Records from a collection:
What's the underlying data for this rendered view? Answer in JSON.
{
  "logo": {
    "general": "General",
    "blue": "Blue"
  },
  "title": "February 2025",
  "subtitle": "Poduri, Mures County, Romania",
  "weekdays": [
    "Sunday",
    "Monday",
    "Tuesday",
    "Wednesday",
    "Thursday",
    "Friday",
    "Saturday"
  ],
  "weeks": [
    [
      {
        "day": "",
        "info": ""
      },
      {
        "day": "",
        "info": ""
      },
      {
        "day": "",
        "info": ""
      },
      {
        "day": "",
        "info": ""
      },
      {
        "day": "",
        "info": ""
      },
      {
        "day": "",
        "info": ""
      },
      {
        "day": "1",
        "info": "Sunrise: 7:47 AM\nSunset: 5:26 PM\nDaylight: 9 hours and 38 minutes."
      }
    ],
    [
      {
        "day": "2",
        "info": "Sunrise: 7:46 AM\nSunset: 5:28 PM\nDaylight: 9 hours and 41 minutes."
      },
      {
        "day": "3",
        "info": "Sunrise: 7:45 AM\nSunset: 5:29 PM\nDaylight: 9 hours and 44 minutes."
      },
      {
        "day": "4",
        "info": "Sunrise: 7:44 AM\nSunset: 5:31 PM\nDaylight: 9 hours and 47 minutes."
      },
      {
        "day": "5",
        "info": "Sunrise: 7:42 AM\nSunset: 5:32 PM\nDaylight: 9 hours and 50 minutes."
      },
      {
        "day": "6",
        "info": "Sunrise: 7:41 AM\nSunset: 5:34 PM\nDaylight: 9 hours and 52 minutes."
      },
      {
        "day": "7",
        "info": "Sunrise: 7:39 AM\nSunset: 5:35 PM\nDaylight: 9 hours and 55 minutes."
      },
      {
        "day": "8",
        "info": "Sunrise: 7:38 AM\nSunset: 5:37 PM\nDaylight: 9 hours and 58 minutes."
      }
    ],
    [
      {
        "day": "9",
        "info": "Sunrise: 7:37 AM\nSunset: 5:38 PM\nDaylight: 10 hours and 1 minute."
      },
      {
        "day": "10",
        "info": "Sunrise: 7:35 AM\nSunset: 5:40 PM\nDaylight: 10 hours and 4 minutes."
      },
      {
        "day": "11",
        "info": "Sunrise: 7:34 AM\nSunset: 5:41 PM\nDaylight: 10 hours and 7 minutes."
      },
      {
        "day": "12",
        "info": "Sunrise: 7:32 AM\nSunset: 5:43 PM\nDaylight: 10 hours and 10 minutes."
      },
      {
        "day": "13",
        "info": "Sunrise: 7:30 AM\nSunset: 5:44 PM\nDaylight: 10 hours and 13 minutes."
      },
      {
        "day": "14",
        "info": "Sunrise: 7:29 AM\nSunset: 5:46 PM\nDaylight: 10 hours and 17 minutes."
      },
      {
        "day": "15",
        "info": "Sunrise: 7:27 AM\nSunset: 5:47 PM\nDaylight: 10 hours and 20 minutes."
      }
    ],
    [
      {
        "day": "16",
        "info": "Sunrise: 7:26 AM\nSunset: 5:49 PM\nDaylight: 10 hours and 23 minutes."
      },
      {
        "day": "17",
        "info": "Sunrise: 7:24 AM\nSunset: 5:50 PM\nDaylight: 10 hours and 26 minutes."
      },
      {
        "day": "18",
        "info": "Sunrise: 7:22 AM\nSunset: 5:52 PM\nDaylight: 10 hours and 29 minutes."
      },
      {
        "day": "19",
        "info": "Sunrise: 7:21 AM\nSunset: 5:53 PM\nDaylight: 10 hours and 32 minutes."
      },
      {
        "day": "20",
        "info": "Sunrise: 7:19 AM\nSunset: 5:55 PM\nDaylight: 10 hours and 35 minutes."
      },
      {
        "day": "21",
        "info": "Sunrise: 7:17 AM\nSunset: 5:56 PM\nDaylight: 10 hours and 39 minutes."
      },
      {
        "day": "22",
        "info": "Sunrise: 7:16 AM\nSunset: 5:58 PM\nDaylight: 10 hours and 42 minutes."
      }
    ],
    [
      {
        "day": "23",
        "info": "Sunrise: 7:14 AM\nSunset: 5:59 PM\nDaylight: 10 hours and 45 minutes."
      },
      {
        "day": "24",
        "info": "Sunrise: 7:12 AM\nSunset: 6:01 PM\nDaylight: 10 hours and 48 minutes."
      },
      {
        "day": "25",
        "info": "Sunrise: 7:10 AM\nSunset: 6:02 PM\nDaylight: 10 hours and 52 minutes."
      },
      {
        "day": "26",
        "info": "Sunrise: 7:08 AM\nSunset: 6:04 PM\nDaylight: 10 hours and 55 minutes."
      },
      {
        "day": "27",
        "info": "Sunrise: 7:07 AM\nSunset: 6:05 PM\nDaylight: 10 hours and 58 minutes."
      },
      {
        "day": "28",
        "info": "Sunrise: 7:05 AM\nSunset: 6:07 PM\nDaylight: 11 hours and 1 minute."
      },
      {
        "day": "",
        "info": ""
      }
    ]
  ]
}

Work to be completed: Give back the whole listing exactly as it reads.

Full solution:
What's the underlying data for this rendered view? Answer in JSON.
{
  "logo": {
    "general": "General",
    "blue": "Blue"
  },
  "title": "February 2025",
  "subtitle": "Poduri, Mures County, Romania",
  "weekdays": [
    "Sunday",
    "Monday",
    "Tuesday",
    "Wednesday",
    "Thursday",
    "Friday",
    "Saturday"
  ],
  "weeks": [
    [
      {
        "day": "",
        "info": ""
      },
      {
        "day": "",
        "info": ""
      },
      {
        "day": "",
        "info": ""
      },
      {
        "day": "",
        "info": ""
      },
      {
        "day": "",
        "info": ""
      },
      {
        "day": "",
        "info": ""
      },
      {
        "day": "1",
        "info": "Sunrise: 7:47 AM\nSunset: 5:26 PM\nDaylight: 9 hours and 38 minutes."
      }
    ],
    [
      {
        "day": "2",
        "info": "Sunrise: 7:46 AM\nSunset: 5:28 PM\nDaylight: 9 hours and 41 minutes."
      },
      {
        "day": "3",
        "info": "Sunrise: 7:45 AM\nSunset: 5:29 PM\nDaylight: 9 hours and 44 minutes."
      },
      {
        "day": "4",
        "info": "Sunrise: 7:44 AM\nSunset: 5:31 PM\nDaylight: 9 hours and 47 minutes."
      },
      {
        "day": "5",
        "info": "Sunrise: 7:42 AM\nSunset: 5:32 PM\nDaylight: 9 hours and 50 minutes."
      },
      {
        "day": "6",
        "info": "Sunrise: 7:41 AM\nSunset: 5:34 PM\nDaylight: 9 hours and 52 minutes."
      },
      {
        "day": "7",
        "info": "Sunrise: 7:39 AM\nSunset: 5:35 PM\nDaylight: 9 hours and 55 minutes."
      },
      {
        "day": "8",
        "info": "Sunrise: 7:38 AM\nSunset: 5:37 PM\nDaylight: 9 hours and 58 minutes."
      }
    ],
    [
      {
        "day": "9",
        "info": "Sunrise: 7:37 AM\nSunset: 5:38 PM\nDaylight: 10 hours and 1 minute."
      },
      {
        "day": "10",
        "info": "Sunrise: 7:35 AM\nSunset: 5:40 PM\nDaylight: 10 hours and 4 minutes."
      },
      {
        "day": "11",
        "info": "Sunrise: 7:34 AM\nSunset: 5:41 PM\nDaylight: 10 hours and 7 minutes."
      },
      {
        "day": "12",
        "info": "Sunrise: 7:32 AM\nSunset: 5:43 PM\nDaylight: 10 hours and 10 minutes."
      },
      {
        "day": "13",
        "info": "Sunrise: 7:30 AM\nSunset: 5:44 PM\nDaylight: 10 hours and 13 minutes."
      },
      {
        "day": "14",
        "info": "Sunrise: 7:29 AM\nSunset: 5:46 PM\nDaylight: 10 hours and 17 minutes."
      },
      {
        "day": "15",
        "info": "Sunrise: 7:27 AM\nSunset: 5:47 PM\nDaylight: 10 hours and 20 minutes."
      }
    ],
    [
      {
        "day": "16",
        "info": "Sunrise: 7:26 AM\nSunset: 5:49 PM\nDaylight: 10 hours and 23 minutes."
      },
      {
        "day": "17",
        "info": "Sunrise: 7:24 AM\nSunset: 5:50 PM\nDaylight: 10 hours and 26 minutes."
      },
      {
        "day": "18",
        "info": "Sunrise: 7:22 AM\nSunset: 5:52 PM\nDaylight: 10 hours and 29 minutes."
      },
      {
        "day": "19",
        "info": "Sunrise: 7:21 AM\nSunset: 5:53 PM\nDaylight: 10 hours and 32 minutes."
      },
      {
        "day": "20",
        "info": "Sunrise: 7:19 AM\nSunset: 5:55 PM\nDaylight: 10 hours and 35 minutes."
      },
      {
        "day": "21",
        "info": "Sunrise: 7:17 AM\nSunset: 5:56 PM\nDaylight: 10 hours and 39 minutes."
      },
      {
        "day": "22",
        "info": "Sunrise: 7:16 AM\nSunset: 5:58 PM\nDaylight: 10 hours and 42 minutes."
      }
    ],
    [
      {
        "day": "23",
        "info": "Sunrise: 7:14 AM\nSunset: 5:59 PM\nDaylight: 10 hours and 45 minutes."
      },
      {
        "day": "24",
        "info": "Sunrise: 7:12 AM\nSunset: 6:01 PM\nDaylight: 10 hours and 48 minutes."
      },
      {
        "day": "25",
        "info": "Sunrise: 7:10 AM\nSunset: 6:02 PM\nDaylight: 10 hours and 52 minutes."
      },
      {
        "day": "26",
        "info": "Sunrise: 7:08 AM\nSunset: 6:04 PM\nDaylight: 10 hours and 55 minutes."
      },
      {
        "day": "27",
        "info": "Sunrise: 7:07 AM\nSunset: 6:05 PM\nDaylight: 10 hours and 58 minutes."
      },
      {
        "day": "28",
        "info": "Sunrise: 7:05 AM\nSunset: 6:07 PM\nDaylight: 11 hours and 1 minute."
      },
      {
        "day": "",
        "info": ""
      }
    ]
  ]
}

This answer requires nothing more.